• _Brief_: Return each line containing the string "FieldCode".

Stored records

━━━━━━━━━━

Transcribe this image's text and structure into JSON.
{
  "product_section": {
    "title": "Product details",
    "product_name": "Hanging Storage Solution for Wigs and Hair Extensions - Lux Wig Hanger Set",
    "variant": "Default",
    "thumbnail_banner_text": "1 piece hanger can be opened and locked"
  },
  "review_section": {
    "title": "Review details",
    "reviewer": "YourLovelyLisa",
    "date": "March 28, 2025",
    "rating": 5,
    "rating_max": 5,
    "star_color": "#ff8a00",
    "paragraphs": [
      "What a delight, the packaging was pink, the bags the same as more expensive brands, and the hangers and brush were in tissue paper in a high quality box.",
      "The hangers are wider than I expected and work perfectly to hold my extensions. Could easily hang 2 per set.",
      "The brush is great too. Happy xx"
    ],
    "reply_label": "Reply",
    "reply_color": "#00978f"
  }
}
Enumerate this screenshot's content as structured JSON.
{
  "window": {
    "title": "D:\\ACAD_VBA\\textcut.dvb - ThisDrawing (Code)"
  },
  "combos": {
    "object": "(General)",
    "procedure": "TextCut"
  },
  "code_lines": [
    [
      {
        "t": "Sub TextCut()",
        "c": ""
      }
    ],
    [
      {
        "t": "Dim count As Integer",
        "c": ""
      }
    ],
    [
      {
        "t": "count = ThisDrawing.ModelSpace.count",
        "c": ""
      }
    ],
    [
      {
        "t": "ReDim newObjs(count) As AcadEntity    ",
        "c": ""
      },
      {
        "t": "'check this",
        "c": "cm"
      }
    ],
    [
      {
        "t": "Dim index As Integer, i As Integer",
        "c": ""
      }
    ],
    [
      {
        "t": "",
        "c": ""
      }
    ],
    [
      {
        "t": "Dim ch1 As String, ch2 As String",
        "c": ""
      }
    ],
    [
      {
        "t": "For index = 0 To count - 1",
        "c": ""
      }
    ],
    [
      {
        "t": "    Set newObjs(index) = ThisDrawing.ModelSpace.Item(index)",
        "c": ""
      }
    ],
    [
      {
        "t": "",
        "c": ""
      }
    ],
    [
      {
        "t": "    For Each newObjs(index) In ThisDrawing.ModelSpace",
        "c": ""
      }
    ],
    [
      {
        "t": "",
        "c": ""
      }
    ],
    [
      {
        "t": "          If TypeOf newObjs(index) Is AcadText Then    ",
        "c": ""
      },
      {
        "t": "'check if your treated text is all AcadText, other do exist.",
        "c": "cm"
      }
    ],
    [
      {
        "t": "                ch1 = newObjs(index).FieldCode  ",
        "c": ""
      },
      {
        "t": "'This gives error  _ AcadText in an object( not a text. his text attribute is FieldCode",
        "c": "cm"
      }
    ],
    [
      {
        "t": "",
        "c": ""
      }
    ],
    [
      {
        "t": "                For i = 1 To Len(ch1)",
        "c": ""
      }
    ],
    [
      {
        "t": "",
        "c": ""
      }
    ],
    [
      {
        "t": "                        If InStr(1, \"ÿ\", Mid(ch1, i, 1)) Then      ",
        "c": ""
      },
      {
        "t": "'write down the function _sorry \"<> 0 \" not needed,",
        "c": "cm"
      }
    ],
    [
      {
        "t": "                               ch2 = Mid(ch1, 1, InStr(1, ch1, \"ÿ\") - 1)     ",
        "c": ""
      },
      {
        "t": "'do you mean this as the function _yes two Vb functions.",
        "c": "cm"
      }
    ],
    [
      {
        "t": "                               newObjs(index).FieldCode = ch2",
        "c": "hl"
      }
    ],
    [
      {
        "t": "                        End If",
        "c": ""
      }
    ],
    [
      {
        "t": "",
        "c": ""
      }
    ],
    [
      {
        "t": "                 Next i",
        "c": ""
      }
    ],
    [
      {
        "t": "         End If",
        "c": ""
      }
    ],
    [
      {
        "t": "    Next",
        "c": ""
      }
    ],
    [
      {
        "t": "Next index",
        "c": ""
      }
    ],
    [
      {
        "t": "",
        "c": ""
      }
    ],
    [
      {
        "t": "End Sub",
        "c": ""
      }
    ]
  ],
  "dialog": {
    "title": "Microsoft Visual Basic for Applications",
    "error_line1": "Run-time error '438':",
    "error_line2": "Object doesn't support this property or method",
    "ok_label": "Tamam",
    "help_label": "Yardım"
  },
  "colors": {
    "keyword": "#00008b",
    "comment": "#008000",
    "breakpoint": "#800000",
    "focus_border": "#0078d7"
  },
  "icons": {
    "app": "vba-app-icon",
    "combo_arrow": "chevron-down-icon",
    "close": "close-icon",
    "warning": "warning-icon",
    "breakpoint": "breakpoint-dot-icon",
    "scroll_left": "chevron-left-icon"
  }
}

━━━━━━━━━━

• _Written answer_:
        "t": "                ch1 = newObjs(index).FieldCode  ",
        "t": "'This gives error  _ AcadText in an object( not a text. his text attribute is FieldCode",
        "t": "                               newObjs(index).FieldCode = ch2",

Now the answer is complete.